Request:
Could every line of the data be printed exactly as it reads?

Source material:
--*--

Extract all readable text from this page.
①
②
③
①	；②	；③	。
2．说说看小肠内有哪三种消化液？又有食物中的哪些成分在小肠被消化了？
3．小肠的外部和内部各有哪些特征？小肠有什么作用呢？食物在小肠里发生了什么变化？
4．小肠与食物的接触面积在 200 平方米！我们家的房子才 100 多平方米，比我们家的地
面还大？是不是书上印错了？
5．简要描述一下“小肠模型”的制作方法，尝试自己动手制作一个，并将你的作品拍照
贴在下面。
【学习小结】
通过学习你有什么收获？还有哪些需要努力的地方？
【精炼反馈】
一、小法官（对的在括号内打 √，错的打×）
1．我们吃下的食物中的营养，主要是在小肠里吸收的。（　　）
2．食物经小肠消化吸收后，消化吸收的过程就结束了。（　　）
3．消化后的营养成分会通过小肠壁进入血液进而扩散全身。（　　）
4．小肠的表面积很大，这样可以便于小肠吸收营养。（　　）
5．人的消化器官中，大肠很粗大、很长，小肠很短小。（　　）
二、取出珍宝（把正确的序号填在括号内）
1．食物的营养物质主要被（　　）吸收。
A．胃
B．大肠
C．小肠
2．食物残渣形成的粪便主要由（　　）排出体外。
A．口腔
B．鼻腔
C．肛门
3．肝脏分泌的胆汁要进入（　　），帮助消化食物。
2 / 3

--*--

Response to this exercise:
Extract all readable text from this page.
①
②
③
①	；②	；③	。
2．说说看小肠内有哪三种消化液？又有食物中的哪些成分在小肠被消化了？
3．小肠的外部和内部各有哪些特征？小肠有什么作用呢？食物在小肠里发生了什么变化？
4．小肠与食物的接触面积在 200 平方米！我们家的房子才 100 多平方米，比我们家的地
面还大？是不是书上印错了？
5．简要描述一下“小肠模型”的制作方法，尝试自己动手制作一个，并将你的作品拍照
贴在下面。
【学习小结】
通过学习你有什么收获？还有哪些需要努力的地方？
【精炼反馈】
一、小法官（对的在括号内打 √，错的打×）
1．我们吃下的食物中的营养，主要是在小肠里吸收的。（　　）
2．食物经小肠消化吸收后，消化吸收的过程就结束了。（　　）
3．消化后的营养成分会通过小肠壁进入血液进而扩散全身。（　　）
4．小肠的表面积很大，这样可以便于小肠吸收营养。（　　）
5．人的消化器官中，大肠很粗大、很长，小肠很短小。（　　）
二、取出珍宝（把正确的序号填在括号内）
1．食物的营养物质主要被（　　）吸收。
A．胃
B．大肠
C．小肠
2．食物残渣形成的粪便主要由（　　）排出体外。
A．口腔
B．鼻腔
C．肛门
3．肝脏分泌的胆汁要进入（　　），帮助消化食物。
2 / 3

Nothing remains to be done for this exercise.